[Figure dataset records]
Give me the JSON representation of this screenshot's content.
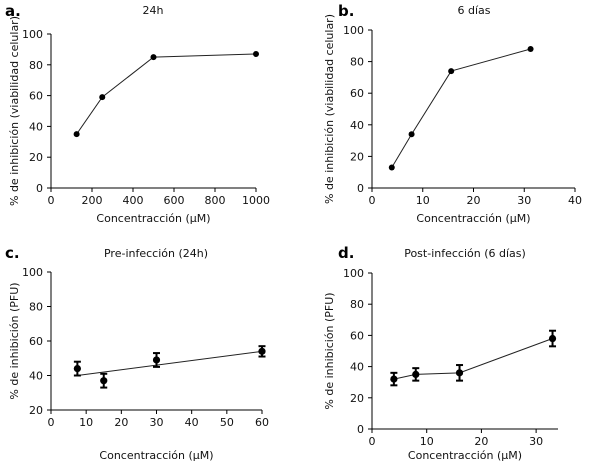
{
  "chart_data": [
    {
      "panel": "a.",
      "type": "line",
      "title": "24h",
      "xlabel": "Concentracción (μM)",
      "ylabel": "% de inhibición (viabilidad celular)",
      "xlim": [
        0,
        1000
      ],
      "ylim": [
        0,
        100
      ],
      "xticks": [
        "0",
        "200",
        "400",
        "600",
        "800",
        "1000"
      ],
      "yticks": [
        "0",
        "20",
        "40",
        "60",
        "80",
        "100"
      ],
      "grid": false,
      "x": [
        125,
        250,
        500,
        1000
      ],
      "y": [
        35,
        59,
        85,
        87
      ]
    },
    {
      "panel": "b.",
      "type": "line",
      "title": "6 días",
      "xlabel": "Concentracción (μM)",
      "ylabel": "% de inhibición (viabilidad celular)",
      "xlim": [
        0,
        40
      ],
      "ylim": [
        0,
        100
      ],
      "xticks": [
        "0",
        "10",
        "20",
        "30",
        "40"
      ],
      "yticks": [
        "0",
        "20",
        "40",
        "60",
        "80",
        "100"
      ],
      "grid": false,
      "x": [
        3.9,
        7.8,
        15.6,
        31.25
      ],
      "y": [
        13,
        34,
        74,
        88
      ]
    },
    {
      "panel": "c.",
      "type": "line",
      "title": "Pre-infección (24h)",
      "xlabel": "Concentracción (μM)",
      "ylabel": "% de inhibición (PFU)",
      "xlim": [
        0,
        60
      ],
      "ylim": [
        20,
        100
      ],
      "xticks": [
        "0",
        "10",
        "20",
        "30",
        "40",
        "50",
        "60"
      ],
      "yticks": [
        "20",
        "40",
        "60",
        "80",
        "100"
      ],
      "grid": false,
      "x": [
        7.5,
        15,
        30,
        60
      ],
      "y": [
        44,
        37,
        49,
        54
      ],
      "fit_line": {
        "from": [
          7.5,
          40
        ],
        "to": [
          60,
          54
        ]
      },
      "error": [
        4,
        4,
        4,
        3
      ]
    },
    {
      "panel": "d.",
      "type": "line",
      "title": "Post-infección (6 días)",
      "xlabel": "Concentracción (μM)",
      "ylabel": "% de inhibición (PFU)",
      "xlim": [
        0,
        34
      ],
      "ylim": [
        0,
        100
      ],
      "xticks": [
        "0",
        "10",
        "20",
        "30"
      ],
      "yticks": [
        "0",
        "20",
        "40",
        "60",
        "80",
        "100"
      ],
      "grid": false,
      "x": [
        4,
        8,
        16,
        33
      ],
      "y": [
        32,
        35,
        36,
        58
      ],
      "error": [
        4,
        4,
        5,
        5
      ]
    }
  ]
}
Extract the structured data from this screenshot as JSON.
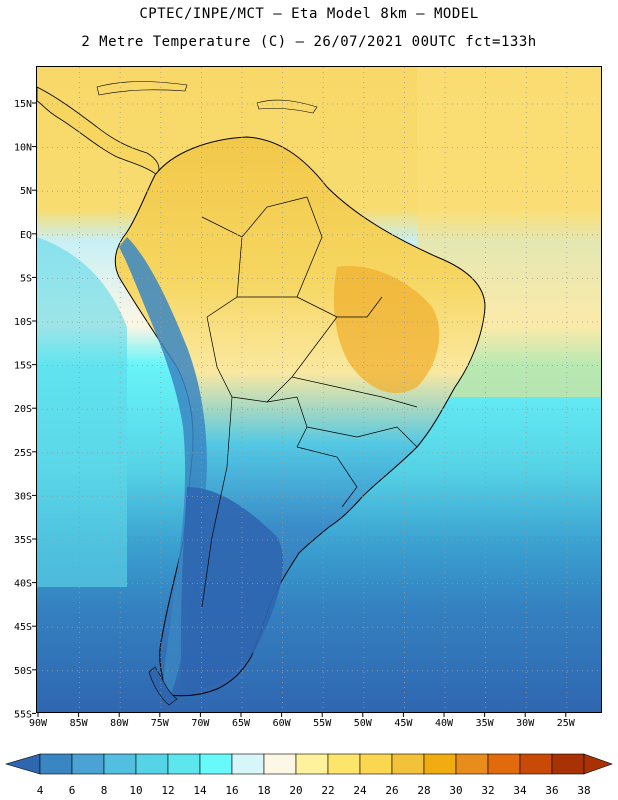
{
  "title": {
    "line1": "CPTEC/INPE/MCT –  Eta Model 8km – MODEL",
    "line2": "2 Metre Temperature (C) – 26/07/2021 00UTC fct=133h"
  },
  "lat_labels": [
    "15N",
    "10N",
    "5N",
    "EQ",
    "5S",
    "10S",
    "15S",
    "20S",
    "25S",
    "30S",
    "35S",
    "40S",
    "45S",
    "50S",
    "55S"
  ],
  "lon_labels": [
    "90W",
    "85W",
    "80W",
    "75W",
    "70W",
    "65W",
    "60W",
    "55W",
    "50W",
    "45W",
    "40W",
    "35W",
    "30W",
    "25W"
  ],
  "colorbar": {
    "labels": [
      "4",
      "6",
      "8",
      "10",
      "12",
      "14",
      "16",
      "18",
      "20",
      "22",
      "24",
      "26",
      "28",
      "30",
      "32",
      "34",
      "36",
      "38"
    ],
    "colors": [
      "#2f66b0",
      "#3a86c2",
      "#4aa3d4",
      "#52bfe0",
      "#56d3e6",
      "#5ee6ee",
      "#68fafa",
      "#d6f6fa",
      "#fdf8e6",
      "#fef29c",
      "#fde46a",
      "#fad651",
      "#f2c23a",
      "#f0ac10",
      "#e88c1c",
      "#e06a0c",
      "#c84a06",
      "#a83204"
    ],
    "low_color": "#2f66b0",
    "high_color": "#a83204"
  },
  "colors": {
    "ocean_north": "#f8d868",
    "ocean_south": "#2f66b0",
    "land_outline": "#000000",
    "grid": "#9a9a9a"
  }
}
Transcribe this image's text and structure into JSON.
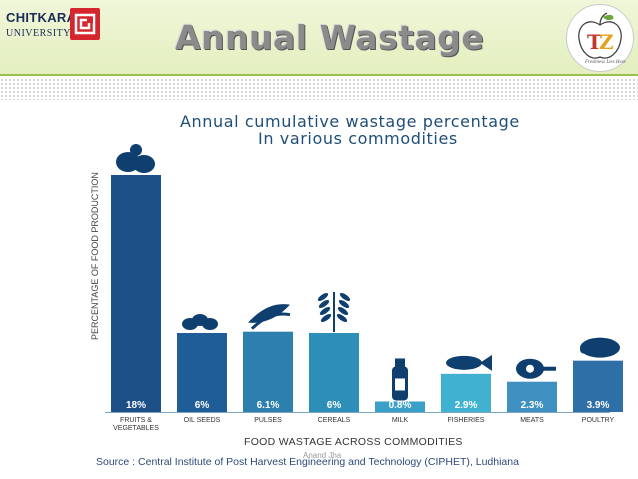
{
  "header": {
    "logo_line1": "CHITKARA",
    "logo_line2": "UNIVERSITY",
    "title": "Annual Wastage",
    "badge_icon": "apple-tz-logo-icon",
    "badge_tagline": "Freshness Lies Here"
  },
  "chart_data": {
    "type": "bar",
    "title_line1": "Annual cumulative wastage percentage",
    "title_line2": "In various commodities",
    "ylabel": "PERCENTAGE OF FOOD PRODUCTION",
    "xlabel": "FOOD WASTAGE ACROSS COMMODITIES",
    "categories": [
      [
        "FRUITS &",
        "VEGETABLES"
      ],
      [
        "OIL SEEDS"
      ],
      [
        "PULSES"
      ],
      [
        "CEREALS"
      ],
      [
        "MILK"
      ],
      [
        "FISHERIES"
      ],
      [
        "MEATS"
      ],
      [
        "POULTRY"
      ]
    ],
    "values": [
      18,
      6,
      6.1,
      6,
      0.8,
      2.9,
      2.3,
      3.9
    ],
    "value_labels": [
      "18%",
      "6%",
      "6.1%",
      "6%",
      "0.8%",
      "2.9%",
      "2.3%",
      "3.9%"
    ],
    "icons": [
      "vegetables-icon",
      "seeds-icon",
      "peapod-icon",
      "wheat-icon",
      "milk-bottle-icon",
      "fish-icon",
      "meat-icon",
      "chicken-icon"
    ],
    "colors": [
      "#1b4f86",
      "#1f5d98",
      "#2d7fae",
      "#2d8fb8",
      "#3aa0c8",
      "#41b1d2",
      "#3f8fc0",
      "#2f6fa8"
    ],
    "ylim": [
      0,
      18
    ],
    "grid": false
  },
  "author": "Anand Jha",
  "source": "Source : Central Institute of Post Harvest Engineering and Technology (CIPHET), Ludhiana"
}
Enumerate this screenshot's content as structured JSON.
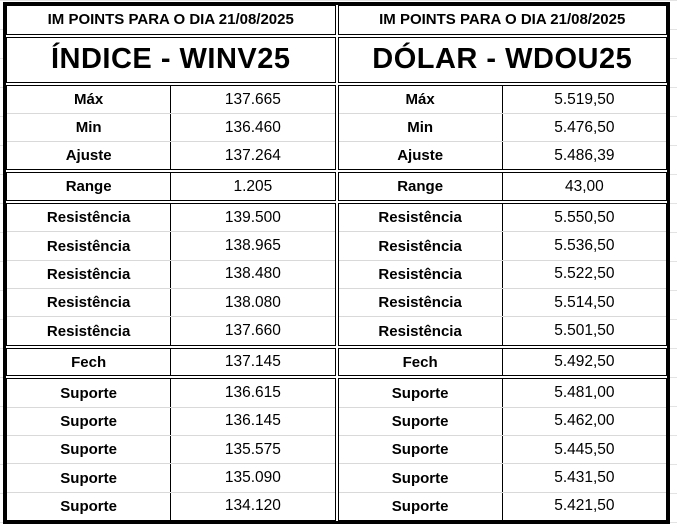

» **GIVEN PROBLEM**: Without the pictures, output the full listing exactly as it stands.

» **SOLUTION TO THIS TASK**:
Give me the JSON representation of this screenshot's content.
{
  "chart_data": [
    {
      "panel": "a.",
      "type": "line",
      "title": "24h",
      "xlabel": "Concentracción (μM)",
      "ylabel": "% de inhibición (viabilidad celular)",
      "xlim": [
        0,
        1000
      ],
      "ylim": [
        0,
        100
      ],
      "xticks": [
        "0",
        "200",
        "400",
        "600",
        "800",
        "1000"
      ],
      "yticks": [
        "0",
        "20",
        "40",
        "60",
        "80",
        "100"
      ],
      "grid": false,
      "x": [
        125,
        250,
        500,
        1000
      ],
      "y": [
        35,
        59,
        85,
        87
      ]
    },
    {
      "panel": "b.",
      "type": "line",
      "title": "6 días",
      "xlabel": "Concentracción (μM)",
      "ylabel": "% de inhibición (viabilidad celular)",
      "xlim": [
        0,
        40
      ],
      "ylim": [
        0,
        100
      ],
      "xticks": [
        "0",
        "10",
        "20",
        "30",
        "40"
      ],
      "yticks": [
        "0",
        "20",
        "40",
        "60",
        "80",
        "100"
      ],
      "grid": false,
      "x": [
        3.9,
        7.8,
        15.6,
        31.25
      ],
      "y": [
        13,
        34,
        74,
        88
      ]
    },
    {
      "panel": "c.",
      "type": "line",
      "title": "Pre-infección (24h)",
      "xlabel": "Concentracción (μM)",
      "ylabel": "% de inhibición (PFU)",
      "xlim": [
        0,
        60
      ],
      "ylim": [
        20,
        100
      ],
      "xticks": [
        "0",
        "10",
        "20",
        "30",
        "40",
        "50",
        "60"
      ],
      "yticks": [
        "20",
        "40",
        "60",
        "80",
        "100"
      ],
      "grid": false,
      "x": [
        7.5,
        15,
        30,
        60
      ],
      "y": [
        44,
        37,
        49,
        54
      ],
      "fit_line": {
        "from": [
          7.5,
          40
        ],
        "to": [
          60,
          54
        ]
      },
      "error": [
        4,
        4,
        4,
        3
      ]
    },
    {
      "panel": "d.",
      "type": "line",
      "title": "Post-infección (6 días)",
      "xlabel": "Concentracción (μM)",
      "ylabel": "% de inhibición (PFU)",
      "xlim": [
        0,
        34
      ],
      "ylim": [
        0,
        100
      ],
      "xticks": [
        "0",
        "10",
        "20",
        "30"
      ],
      "yticks": [
        "0",
        "20",
        "40",
        "60",
        "80",
        "100"
      ],
      "grid": false,
      "x": [
        4,
        8,
        16,
        33
      ],
      "y": [
        32,
        35,
        36,
        58
      ],
      "error": [
        4,
        4,
        5,
        5
      ]
    }
  ]
}
Extract the structured data from this screenshot as JSON.
{
  "title": {
    "line1": "CPTEC/INPE/MCT –  Eta Model 8km – MODEL",
    "line2": "2 Metre Temperature (C) – 26/07/2021 00UTC fct=133h"
  },
  "lat_labels": [
    "15N",
    "10N",
    "5N",
    "EQ",
    "5S",
    "10S",
    "15S",
    "20S",
    "25S",
    "30S",
    "35S",
    "40S",
    "45S",
    "50S",
    "55S"
  ],
  "lon_labels": [
    "90W",
    "85W",
    "80W",
    "75W",
    "70W",
    "65W",
    "60W",
    "55W",
    "50W",
    "45W",
    "40W",
    "35W",
    "30W",
    "25W"
  ],
  "colorbar": {
    "labels": [
      "4",
      "6",
      "8",
      "10",
      "12",
      "14",
      "16",
      "18",
      "20",
      "22",
      "24",
      "26",
      "28",
      "30",
      "32",
      "34",
      "36",
      "38"
    ],
    "colors": [
      "#2f66b0",
      "#3a86c2",
      "#4aa3d4",
      "#52bfe0",
      "#56d3e6",
      "#5ee6ee",
      "#68fafa",
      "#d6f6fa",
      "#fdf8e6",
      "#fef29c",
      "#fde46a",
      "#fad651",
      "#f2c23a",
      "#f0ac10",
      "#e88c1c",
      "#e06a0c",
      "#c84a06",
      "#a83204"
    ],
    "low_color": "#2f66b0",
    "high_color": "#a83204"
  },
  "colors": {
    "ocean_north": "#f8d868",
    "ocean_south": "#2f66b0",
    "land_outline": "#000000",
    "grid": "#9a9a9a"
  }
}
Transcribe this image's text and structure into JSON.
{
  "header": {
    "logo_line1": "CHITKARA",
    "logo_line2": "UNIVERSITY",
    "title": "Annual Wastage",
    "badge_icon": "apple-tz-logo-icon",
    "badge_tagline": "Freshness Lies Here"
  },
  "chart_data": {
    "type": "bar",
    "title_line1": "Annual cumulative wastage percentage",
    "title_line2": "In various commodities",
    "ylabel": "PERCENTAGE OF FOOD PRODUCTION",
    "xlabel": "FOOD WASTAGE ACROSS COMMODITIES",
    "categories": [
      [
        "FRUITS &",
        "VEGETABLES"
      ],
      [
        "OIL SEEDS"
      ],
      [
        "PULSES"
      ],
      [
        "CEREALS"
      ],
      [
        "MILK"
      ],
      [
        "FISHERIES"
      ],
      [
        "MEATS"
      ],
      [
        "POULTRY"
      ]
    ],
    "values": [
      18,
      6,
      6.1,
      6,
      0.8,
      2.9,
      2.3,
      3.9
    ],
    "value_labels": [
      "18%",
      "6%",
      "6.1%",
      "6%",
      "0.8%",
      "2.9%",
      "2.3%",
      "3.9%"
    ],
    "icons": [
      "vegetables-icon",
      "seeds-icon",
      "peapod-icon",
      "wheat-icon",
      "milk-bottle-icon",
      "fish-icon",
      "meat-icon",
      "chicken-icon"
    ],
    "colors": [
      "#1b4f86",
      "#1f5d98",
      "#2d7fae",
      "#2d8fb8",
      "#3aa0c8",
      "#41b1d2",
      "#3f8fc0",
      "#2f6fa8"
    ],
    "ylim": [
      0,
      18
    ],
    "grid": false
  },
  "author": "Anand Jha",
  "source": "Source : Central Institute of Post Harvest Engineering and Technology (CIPHET), Ludhiana"
}
Enumerate this screenshot's content as structured JSON.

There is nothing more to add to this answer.